■ Given exercise:
Only lines holding the string "cream" are wanted; copy each one from the material.

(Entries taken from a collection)
--

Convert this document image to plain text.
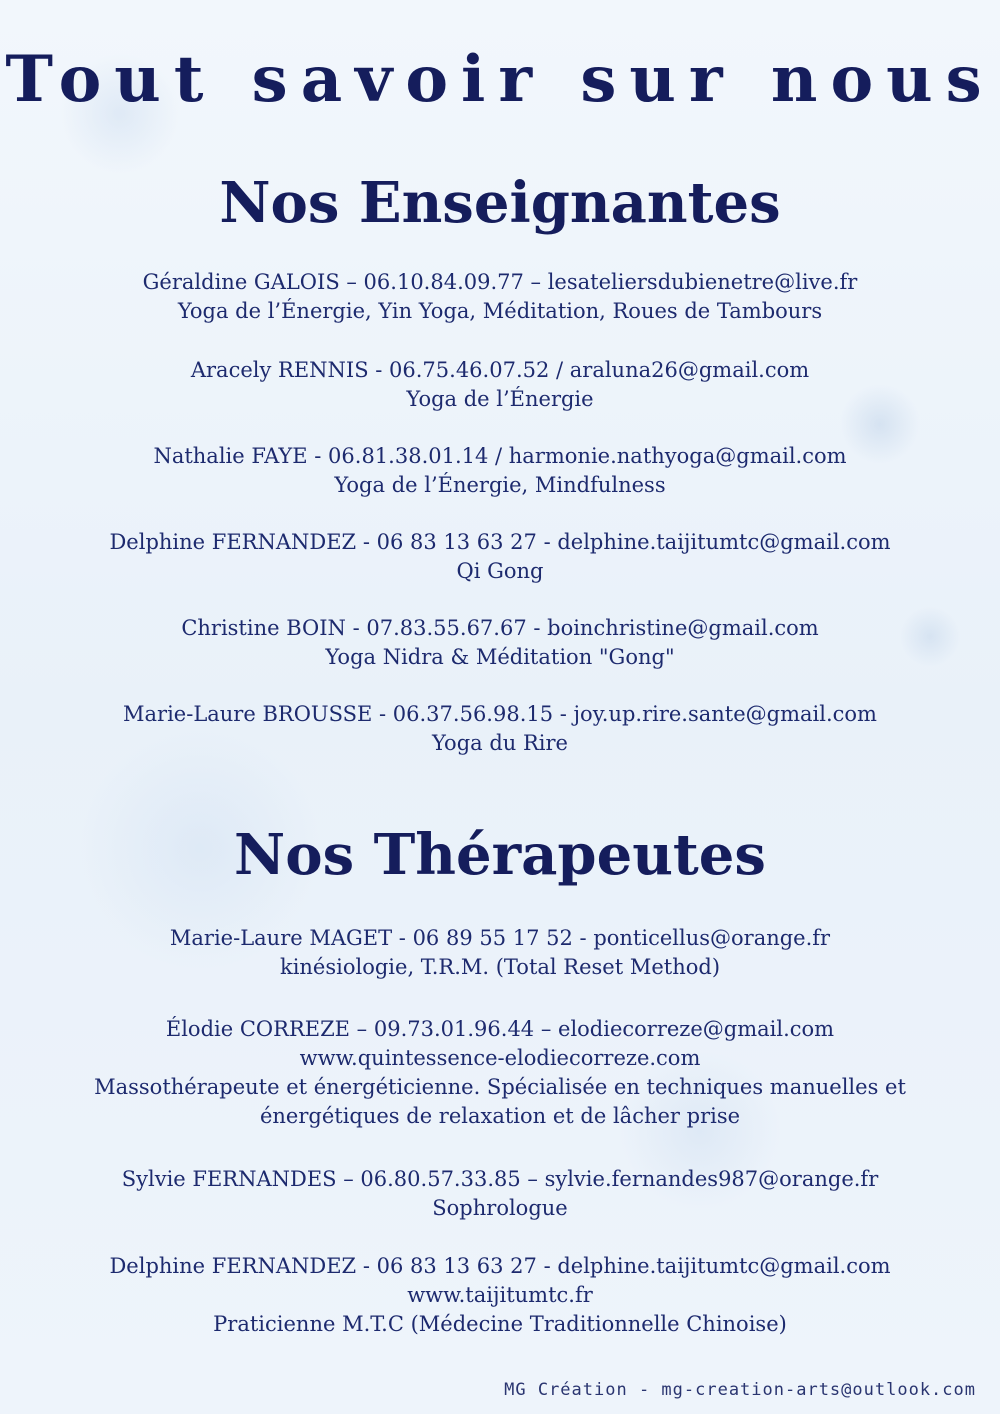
Tout savoir sur nous
Nos Enseignantes
Géraldine GALOIS – 06.10.84.09.77 – lesateliersdubienetre@live.fr
Yoga de l’Énergie, Yin Yoga, Méditation, Roues de Tambours
Aracely RENNIS - 06.75.46.07.52 / araluna26@gmail.com
Yoga de l’Énergie
Nathalie FAYE - 06.81.38.01.14 / harmonie.nathyoga@gmail.com
Yoga de l’Énergie, Mindfulness
Delphine FERNANDEZ - 06 83 13 63 27 - delphine.taijitumtc@gmail.com
Qi Gong
Christine BOIN - 07.83.55.67.67 - boinchristine@gmail.com
Yoga Nidra & Méditation "Gong"
Marie-Laure BROUSSE - 06.37.56.98.15 - joy.up.rire.sante@gmail.com
Yoga du Rire
Nos Thérapeutes
Marie-Laure MAGET - 06 89 55 17 52 - ponticellus@orange.fr
kinésiologie, T.R.M. (Total Reset Method)
Élodie CORREZE – 09.73.01.96.44 – elodiecorreze@gmail.com
www.quintessence-elodiecorreze.com
Massothérapeute et énergéticienne. Spécialisée en techniques manuelles et
énergétiques de relaxation et de lâcher prise
Sylvie FERNANDES – 06.80.57.33.85 – sylvie.fernandes987@orange.fr
Sophrologue
Delphine FERNANDEZ - 06 83 13 63 27 - delphine.taijitumtc@gmail.com
www.taijitumtc.fr
Praticienne M.T.C (Médecine Traditionnelle Chinoise)
MG Création - mg-creation-arts@outlook.com
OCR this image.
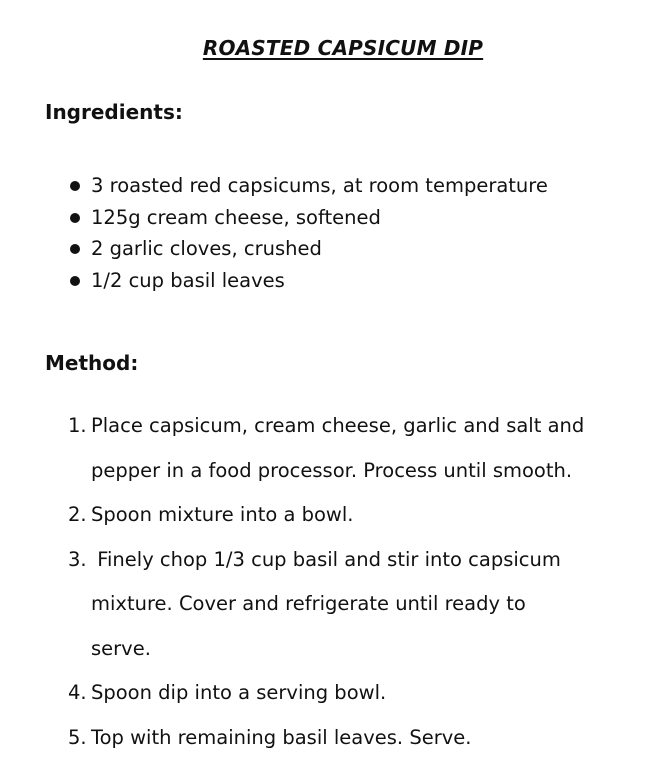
ROASTED CAPSICUM DIP
Ingredients:
3 roasted red capsicums, at room temperature
125g cream cheese, softened
2 garlic cloves, crushed
1/2 cup basil leaves
Method:
1. Place capsicum, cream cheese, garlic and salt and
pepper in a food processor. Process until smooth.
2. Spoon mixture into a bowl.
3. Finely chop 1/3 cup basil and stir into capsicum
mixture. Cover and refrigerate until ready to
serve.
4. Spoon dip into a serving bowl.
5. Top with remaining basil leaves. Serve.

--

■ Correct answer:
125g cream cheese, softened
1. Place capsicum, cream cheese, garlic and salt and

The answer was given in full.